* Challenge A
Repeat the passage of the map awareness guide that starts at "ou don't need" and ends at "map awareness important?", word for word.

** start of Quoted passage **

Map awareness is probably the most obvious thing you'd expect people to do by default, but shockingly they don't! I've seen no end of people sitting next to a ward that's pinging due to enemies and the player doesn't notice and proceeds to get murdered 5 ways to Friday. It's a sad thing to see, the thought process was there, they covered their back correctly but they failed to notice their own warnings.Look at your map, not every minute, not often, ALL THE TIME.
ou don't need to be staring at what's in front of you whilst traveling or last hitting minions, once you get a feel for those things you can focus more attention to the more important parts of the game, and that's primarily located in the top right corner.
Why is map awareness important?
Map awareness is important because it gives you an overview of your surroundings, at a glance you can see where your allies are, where your enemies are (or aren’t) and then use that information to make a calculated decision on how you should play. Every single top tier player will be doing this, you’re not going to catch them out of position because they’re aware of what’s happening around them, all of the time and they’ll then communicate that either via VOIP or pings to their team.
Map awareness and wards combined are how you can avoid almost all unnecessary deaths in the game, and it’ll also help you secure kills because you’ll know that your Grux is taking the red camp and only a few seconds away from being able to assist you, you’ll know that the enemy Kallari hasn’t been seen a while and thus could present a threat to you if you push too far and you’ll know that the enemy is making a play for the OP Buff because your wards will be notifying you as they enter the area.
Map awareness isn’t only important, it’s vital to Paragon, and any other MOBA for the same reasons, it’s there for a reason, make the most of it.
When do I have time to look at the mini-map?
It might seem impossible if you're just starting out or are used to ignoring it, but you need to start glancing at your map every couple of seconds, the time it takes to do that will tell you whether you need to look more closely (enemies missing) or if you're good to continue because everyone is accounted for. Make it a habit, make the time to do it and keep doing it, you'll notice that you're dying less and less the better you become as enemies simply won't be able to catch you with your pants down.
Map Awareness & Warding, The Perfect Couple
If you're going to take the time to lay down your wards, then take the time to start using your map. It's a tool the game provides you with so make use of it to its full potential, it's your lifeline and without it you're just asking to get yourself killed.
Jungle timers are vital if you're playing a jungler, as you may have guessed. Not only will you be able to predict when the enemy buffs will be respawning but you’ll be able to make sure that you’re always there when it matters, the minimaps circular respawn bars are nice, but they’re not entirely accurate. This will be a shorter section but I’ll detail the buff, what it does, its uses, how long it lasts and how long it takes to respawn.
First Spawn: 1:30
Respawn Time: 2 minutes
Contains: 2 white monsters
Buff: 25% Increased damage & movement speed on hit
First Spawn: 02:30
Respawn Time: 6 minutes
Contains: 1 red minion, 2 white minions
HP: 1012, 345
Buff: 25% Increased mana regeneration & cooldown reduction
First Spawn: 02:30
Respawn Time: 6 minutes
Contains: 1 blue minion, 2 white minions
HP: 1012, 345
Buff: Increased structure damage, increased attack speed
First Spawn: 06:00
Respawn Time: 7 minutes
Contains: 1 black minion
HP: 3500 > 7000 > 10000 > 13000 > 17700 > 22500
Damage: 40 > 60 > 75 > 90 > 105 > 120
Power: Increases HP & Damage each time it dies
Buff: Increased minion HP/damage & activates Prime Helix card
First Spawn: 05:00
Respawn Time: ???
Contains: 1 Prime Guardian
NB: All timers and values are correct as far as I can find, testing required to confirm, take with a grain of salt.

** end of Quoted passage **

* Challenge B
Render the lines of the listing as a Markdown table, starting at the line containing "contour-label: -8 [354, 57, 363, 68]" and ending at the line containing "forecast-date: Lundi 26". Use the columns Row and Entry, and leave out blank lines.

** start of Data in this exercise **

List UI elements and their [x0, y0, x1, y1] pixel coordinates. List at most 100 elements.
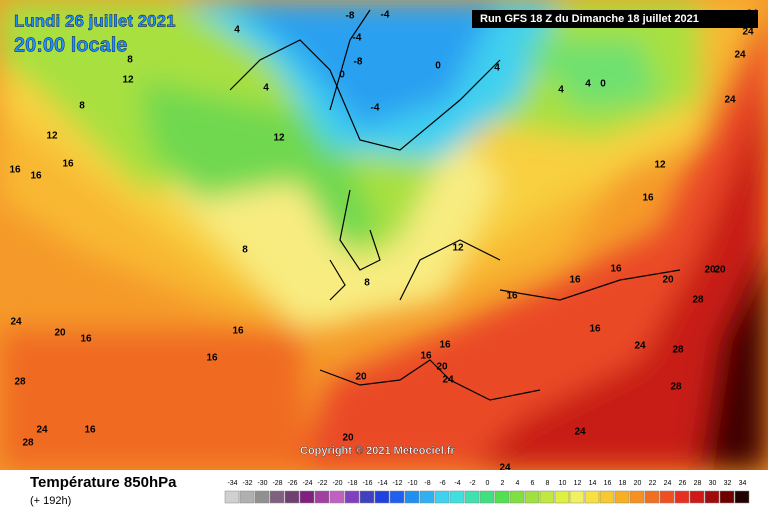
contour-label: -8 [354, 57, 363, 68]
contour-label: 0 [339, 70, 345, 81]
contour-label: 4 [558, 85, 564, 96]
contour-label: 24 [442, 375, 454, 386]
legend-swatch [314, 490, 330, 504]
contour-label: 20 [662, 275, 674, 286]
contour-label: 24 [734, 50, 746, 61]
contour-label: 20 [704, 265, 716, 276]
forecast-range: (+ 192h) [30, 495, 71, 507]
legend-swatch [269, 490, 285, 504]
legend-swatch [644, 490, 660, 504]
contour-label: 8 [127, 55, 133, 66]
legend-swatch [449, 490, 465, 504]
legend-swatch [374, 490, 390, 504]
contour-label: 16 [84, 425, 96, 436]
legend-swatch [419, 490, 435, 504]
legend-swatch [284, 490, 300, 504]
legend-tick-label: -30 [257, 480, 267, 487]
legend-tick-label: 34 [739, 480, 747, 487]
legend-tick-label: 22 [649, 480, 657, 487]
legend-swatch [674, 490, 690, 504]
legend-swatch [299, 490, 315, 504]
legend-tick-label: -22 [317, 480, 327, 487]
contour-label: 28 [14, 377, 26, 388]
legend-tick-label: 24 [664, 480, 672, 487]
legend-swatch [344, 490, 360, 504]
contour-label: 20 [714, 265, 726, 276]
legend-swatch [254, 490, 270, 504]
forecast-date: Lundi 26 juillet 2021 [14, 11, 176, 30]
legend-tick-label: -14 [377, 480, 387, 487]
contour-label: -4 [353, 33, 362, 44]
legend-tick-label: 10 [559, 480, 567, 487]
legend-swatch [734, 490, 750, 504]
contour-label: 24 [36, 425, 48, 436]
legend-tick-label: -20 [332, 480, 342, 487]
legend-swatch [629, 490, 645, 504]
contour-label: 24 [10, 317, 22, 328]
contour-label: 28 [672, 345, 684, 356]
contour-label: 28 [22, 438, 34, 449]
legend-tick-label: -28 [272, 480, 282, 487]
contour-label: -8 [346, 11, 355, 22]
run-banner [472, 10, 758, 28]
contour-label: 20 [54, 328, 66, 339]
color-legend: -34 -32 -30 -28 -26 -24 -22 -20 -18 -16 -14 -12 -10-… [224, 480, 750, 504]
contour-label: 20 [355, 372, 367, 383]
legend-swatch [524, 490, 540, 504]
contour-label: 4 [234, 25, 240, 36]
contour-label: 0 [435, 61, 441, 72]
legend-tick-label: -34 [227, 480, 237, 487]
legend-tick-label: 8 [546, 480, 550, 487]
contour-label: 8 [242, 245, 248, 256]
legend-tick-label: 18 [619, 480, 627, 487]
legend-tick-label: 14 [589, 480, 597, 487]
contour-label: 24 [634, 341, 646, 352]
contour-label: 24 [724, 95, 736, 106]
run-info: Run GFS 18 Z du Dimanche 18 juillet 2021 [480, 13, 699, 25]
legend-swatch [239, 490, 255, 504]
contour-label: 24 [742, 27, 754, 38]
legend-swatch [704, 490, 720, 504]
legend-swatch [329, 490, 345, 504]
contour-label: 20 [436, 362, 448, 373]
legend-tick-label: 12 [574, 480, 582, 487]
contour-label: 24 [499, 463, 511, 474]
legend-swatch [404, 490, 420, 504]
legend-tick-label: -26 [287, 480, 297, 487]
contour-label: 4 [494, 63, 500, 74]
contour-label: 16 [206, 353, 218, 364]
contour-label: 4 [263, 83, 269, 94]
contour-label: 16 [30, 171, 42, 182]
legend-tick-label: 6 [531, 480, 535, 487]
legend-tick-label: -12 [392, 480, 402, 487]
contour-label: 12 [654, 160, 666, 171]
legend-tick-label: 30 [709, 480, 717, 487]
legend-swatch [479, 490, 495, 504]
legend-tick-label: -16 [362, 480, 372, 487]
contour-label: 8 [364, 278, 370, 289]
contour-label: 4 [585, 79, 591, 90]
contour-label: 16 [610, 264, 622, 275]
contour-label: 20 [342, 433, 354, 444]
legend-tick-label: -32 [242, 480, 252, 487]
legend-tick-label: 2 [501, 480, 505, 487]
legend-swatch [464, 490, 480, 504]
legend-tick-label: -6 [439, 480, 445, 487]
legend-swatch [359, 490, 375, 504]
legend-tick-label: 20 [634, 480, 642, 487]
contour-label: 0 [600, 79, 606, 90]
legend-tick-label: -10 [407, 480, 417, 487]
legend-tick-label: -2 [469, 480, 475, 487]
contour-label: 12 [273, 133, 285, 144]
contour-label: 16 [9, 165, 21, 176]
legend-swatch [554, 490, 570, 504]
contour-label: -4 [371, 103, 380, 114]
legend-tick-label: 16 [604, 480, 612, 487]
legend-tick-label: -24 [302, 480, 312, 487]
contour-label: 16 [420, 351, 432, 362]
forecast-time: 20:00 locale [14, 34, 127, 56]
contour-label: 16 [569, 275, 581, 286]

** end of Data in this exercise **

* Task solution A
ou don't need to be staring at what's in front of you whilst traveling or last hitting minions, once you get a feel for those things you can focus more attention to the more important parts of the game, and that's primarily located in the top right corner.
Why is map awareness important?

* Task solution B
| Row | Entry |
|---|---|
| 1 | contour-label: -8 [354, 57, 363, 68] |
| 2 | contour-label: 0 [339, 70, 345, 81] |
| 3 | contour-label: 4 [558, 85, 564, 96] |
| 4 | contour-label: 24 [442, 375, 454, 386] |
| 5 | legend-swatch [314, 490, 330, 504] |
| 6 | contour-label: 20 [662, 275, 674, 286] |
| 7 | contour-label: 24 [734, 50, 746, 61] |
| 8 | contour-label: 20 [704, 265, 716, 276] |
| 9 | forecast-range: (+ 192h) [30, 495, 71, 507] |
| 10 | legend-swatch [269, 490, 285, 504] |
| 11 | legend-swatch [644, 490, 660, 504] |
| 12 | contour-label: 8 [127, 55, 133, 66] |
| 13 | legend-swatch [449, 490, 465, 504] |
| 14 | legend-swatch [374, 490, 390, 504] |
| 15 | contour-label: 16 [84, 425, 96, 436] |
| 16 | legend-swatch [419, 490, 435, 504] |
| 17 | legend-swatch [284, 490, 300, 504] |
| 18 | legend-tick-label: -30 [257, 480, 267, 487] |
| 19 | legend-tick-label: 34 [739, 480, 747, 487] |
| 20 | legend-tick-label: 22 [649, 480, 657, 487] |
| 21 | legend-swatch [674, 490, 690, 504] |
| 22 | legend-swatch [299, 490, 315, 504] |
| 23 | legend-tick-label: -22 [317, 480, 327, 487] |
| 24 | contour-label: 28 [14, 377, 26, 388] |
| 25 | legend-tick-label: 24 [664, 480, 672, 487] |
| 26 | legend-swatch [344, 490, 360, 504] |
| 27 | contour-label: 20 [714, 265, 726, 276] |
| 28 | legend-swatch [254, 490, 270, 504] |
| 29 | forecast-date: Lundi 26 juillet 2021 [14, 11, 176, 30] |